--- Excerpted data ---
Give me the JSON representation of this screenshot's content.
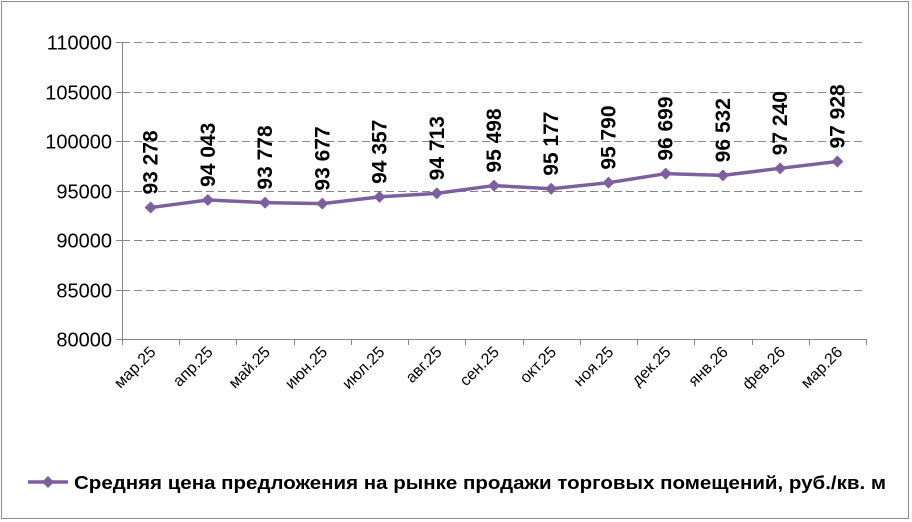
{
  "chart_data": {
    "type": "line",
    "categories": [
      "мар.25",
      "апр.25",
      "май.25",
      "июн.25",
      "июл.25",
      "авг.25",
      "сен.25",
      "окт.25",
      "ноя.25",
      "дек.25",
      "янв.26",
      "фев.26",
      "мар.26"
    ],
    "series": [
      {
        "name": "Средняя цена предложения на рынке продажи торговых помещений,  руб./кв. м",
        "values": [
          93278,
          94043,
          93778,
          93677,
          94357,
          94713,
          95498,
          95177,
          95790,
          96699,
          96532,
          97240,
          97928
        ],
        "data_labels": [
          "93 278",
          "94 043",
          "93 778",
          "93 677",
          "94 357",
          "94 713",
          "95 498",
          "95 177",
          "95 790",
          "96 699",
          "96 532",
          "97 240",
          "97 928"
        ],
        "color": "#7d5f9f",
        "marker": "diamond"
      }
    ],
    "ylim": [
      80000,
      110000
    ],
    "y_ticks": [
      80000,
      85000,
      90000,
      95000,
      100000,
      105000,
      110000
    ],
    "y_tick_labels": [
      "80000",
      "85000",
      "90000",
      "95000",
      "100000",
      "105000",
      "110000"
    ],
    "grid": true,
    "gridline_color": "#868686",
    "legend_position": "bottom",
    "title": "",
    "xlabel": "",
    "ylabel": ""
  }
}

--- The request ---
Exact duplication of all the records is required; pictures are omitted from the copy.

--- Solution to the exercise ---
Give me the JSON representation of this screenshot's content.
{
  "chart_data": {
    "type": "line",
    "categories": [
      "мар.25",
      "апр.25",
      "май.25",
      "июн.25",
      "июл.25",
      "авг.25",
      "сен.25",
      "окт.25",
      "ноя.25",
      "дек.25",
      "янв.26",
      "фев.26",
      "мар.26"
    ],
    "series": [
      {
        "name": "Средняя цена предложения на рынке продажи торговых помещений,  руб./кв. м",
        "values": [
          93278,
          94043,
          93778,
          93677,
          94357,
          94713,
          95498,
          95177,
          95790,
          96699,
          96532,
          97240,
          97928
        ],
        "data_labels": [
          "93 278",
          "94 043",
          "93 778",
          "93 677",
          "94 357",
          "94 713",
          "95 498",
          "95 177",
          "95 790",
          "96 699",
          "96 532",
          "97 240",
          "97 928"
        ],
        "color": "#7d5f9f",
        "marker": "diamond"
      }
    ],
    "ylim": [
      80000,
      110000
    ],
    "y_ticks": [
      80000,
      85000,
      90000,
      95000,
      100000,
      105000,
      110000
    ],
    "y_tick_labels": [
      "80000",
      "85000",
      "90000",
      "95000",
      "100000",
      "105000",
      "110000"
    ],
    "grid": true,
    "gridline_color": "#868686",
    "legend_position": "bottom",
    "title": "",
    "xlabel": "",
    "ylabel": ""
  }
}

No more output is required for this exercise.